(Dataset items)
○ ○ ○
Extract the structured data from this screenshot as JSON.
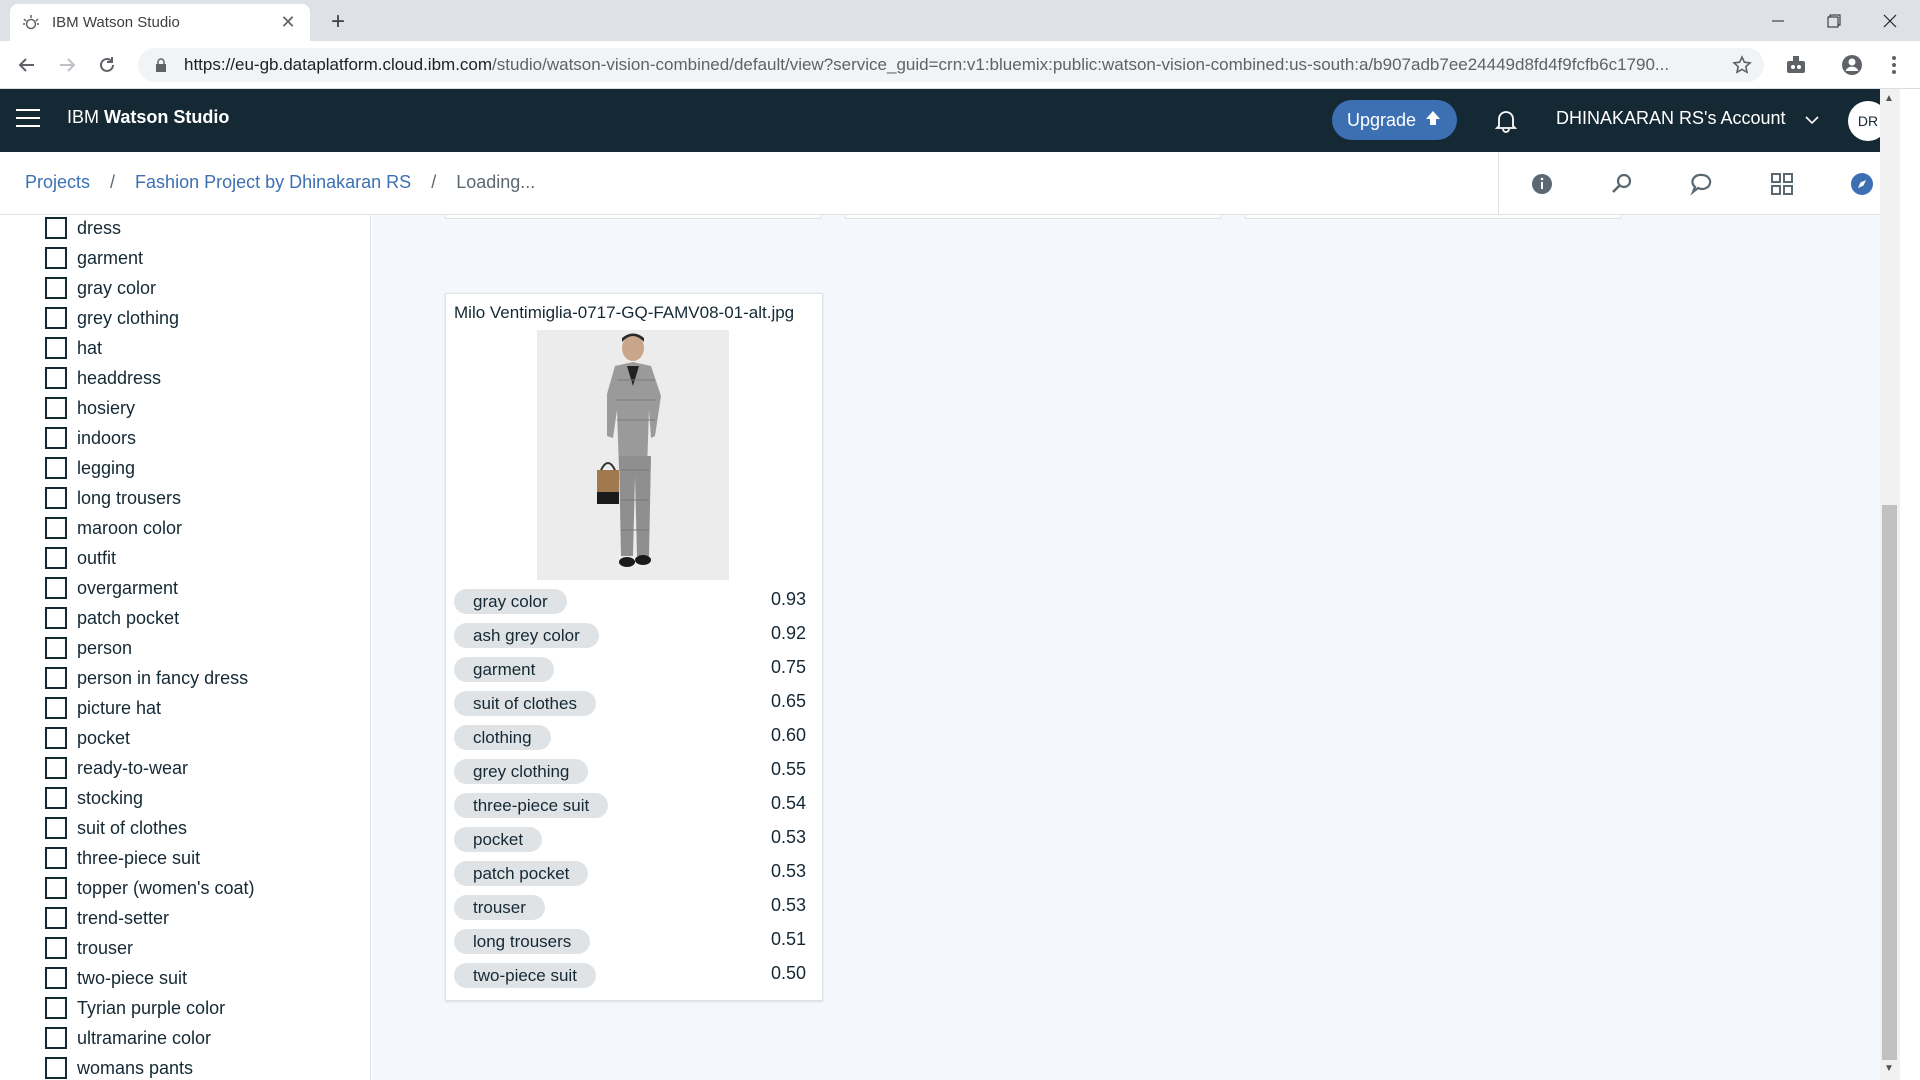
{
  "browser": {
    "tab_title": "IBM Watson Studio",
    "url_host": "https://eu-gb.dataplatform.cloud.ibm.com",
    "url_path": "/studio/watson-vision-combined/default/view?service_guid=crn:v1:bluemix:public:watson-vision-combined:us-south:a/b907adb7ee24449d8fd4f9fcfb6c1790..."
  },
  "header": {
    "brand_prefix": "IBM ",
    "brand_name": "Watson Studio",
    "upgrade_label": "Upgrade",
    "account_label": "DHINAKARAN RS's Account",
    "avatar_initials": "DR"
  },
  "breadcrumb": {
    "projects": "Projects",
    "project": "Fashion Project by Dhinakaran RS",
    "current": "Loading...",
    "separator": "/"
  },
  "sidebar": {
    "filters": [
      "dress",
      "garment",
      "gray color",
      "grey clothing",
      "hat",
      "headdress",
      "hosiery",
      "indoors",
      "legging",
      "long trousers",
      "maroon color",
      "outfit",
      "overgarment",
      "patch pocket",
      "person",
      "person in fancy dress",
      "picture hat",
      "pocket",
      "ready-to-wear",
      "stocking",
      "suit of clothes",
      "three-piece suit",
      "topper (women's coat)",
      "trend-setter",
      "trouser",
      "two-piece suit",
      "Tyrian purple color",
      "ultramarine color",
      "womans pants"
    ]
  },
  "result_card": {
    "filename": "Milo Ventimiglia-0717-GQ-FAMV08-01-alt.jpg",
    "tags": [
      {
        "label": "gray color",
        "score": "0.93"
      },
      {
        "label": "ash grey color",
        "score": "0.92"
      },
      {
        "label": "garment",
        "score": "0.75"
      },
      {
        "label": "suit of clothes",
        "score": "0.65"
      },
      {
        "label": "clothing",
        "score": "0.60"
      },
      {
        "label": "grey clothing",
        "score": "0.55"
      },
      {
        "label": "three-piece suit",
        "score": "0.54"
      },
      {
        "label": "pocket",
        "score": "0.53"
      },
      {
        "label": "patch pocket",
        "score": "0.53"
      },
      {
        "label": "trouser",
        "score": "0.53"
      },
      {
        "label": "long trousers",
        "score": "0.51"
      },
      {
        "label": "two-piece suit",
        "score": "0.50"
      }
    ]
  },
  "colors": {
    "header_bg": "#152935",
    "accent": "#3d70b2",
    "main_bg": "#f4f7fb",
    "tag_bg": "#dfe3e6"
  }
}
○ ○ ○
▸ What to do
Quote each record exactly as it stands, minus the pictures.

▸ The reply
Extract the structured data from this screenshot as JSON.
{
  "browser": {
    "tab_title": "IBM Watson Studio",
    "url_host": "https://eu-gb.dataplatform.cloud.ibm.com",
    "url_path": "/studio/watson-vision-combined/default/view?service_guid=crn:v1:bluemix:public:watson-vision-combined:us-south:a/b907adb7ee24449d8fd4f9fcfb6c1790..."
  },
  "header": {
    "brand_prefix": "IBM ",
    "brand_name": "Watson Studio",
    "upgrade_label": "Upgrade",
    "account_label": "DHINAKARAN RS's Account",
    "avatar_initials": "DR"
  },
  "breadcrumb": {
    "projects": "Projects",
    "project": "Fashion Project by Dhinakaran RS",
    "current": "Loading...",
    "separator": "/"
  },
  "sidebar": {
    "filters": [
      "dress",
      "garment",
      "gray color",
      "grey clothing",
      "hat",
      "headdress",
      "hosiery",
      "indoors",
      "legging",
      "long trousers",
      "maroon color",
      "outfit",
      "overgarment",
      "patch pocket",
      "person",
      "person in fancy dress",
      "picture hat",
      "pocket",
      "ready-to-wear",
      "stocking",
      "suit of clothes",
      "three-piece suit",
      "topper (women's coat)",
      "trend-setter",
      "trouser",
      "two-piece suit",
      "Tyrian purple color",
      "ultramarine color",
      "womans pants"
    ]
  },
  "result_card": {
    "filename": "Milo Ventimiglia-0717-GQ-FAMV08-01-alt.jpg",
    "tags": [
      {
        "label": "gray color",
        "score": "0.93"
      },
      {
        "label": "ash grey color",
        "score": "0.92"
      },
      {
        "label": "garment",
        "score": "0.75"
      },
      {
        "label": "suit of clothes",
        "score": "0.65"
      },
      {
        "label": "clothing",
        "score": "0.60"
      },
      {
        "label": "grey clothing",
        "score": "0.55"
      },
      {
        "label": "three-piece suit",
        "score": "0.54"
      },
      {
        "label": "pocket",
        "score": "0.53"
      },
      {
        "label": "patch pocket",
        "score": "0.53"
      },
      {
        "label": "trouser",
        "score": "0.53"
      },
      {
        "label": "long trousers",
        "score": "0.51"
      },
      {
        "label": "two-piece suit",
        "score": "0.50"
      }
    ]
  },
  "colors": {
    "header_bg": "#152935",
    "accent": "#3d70b2",
    "main_bg": "#f4f7fb",
    "tag_bg": "#dfe3e6"
  }
}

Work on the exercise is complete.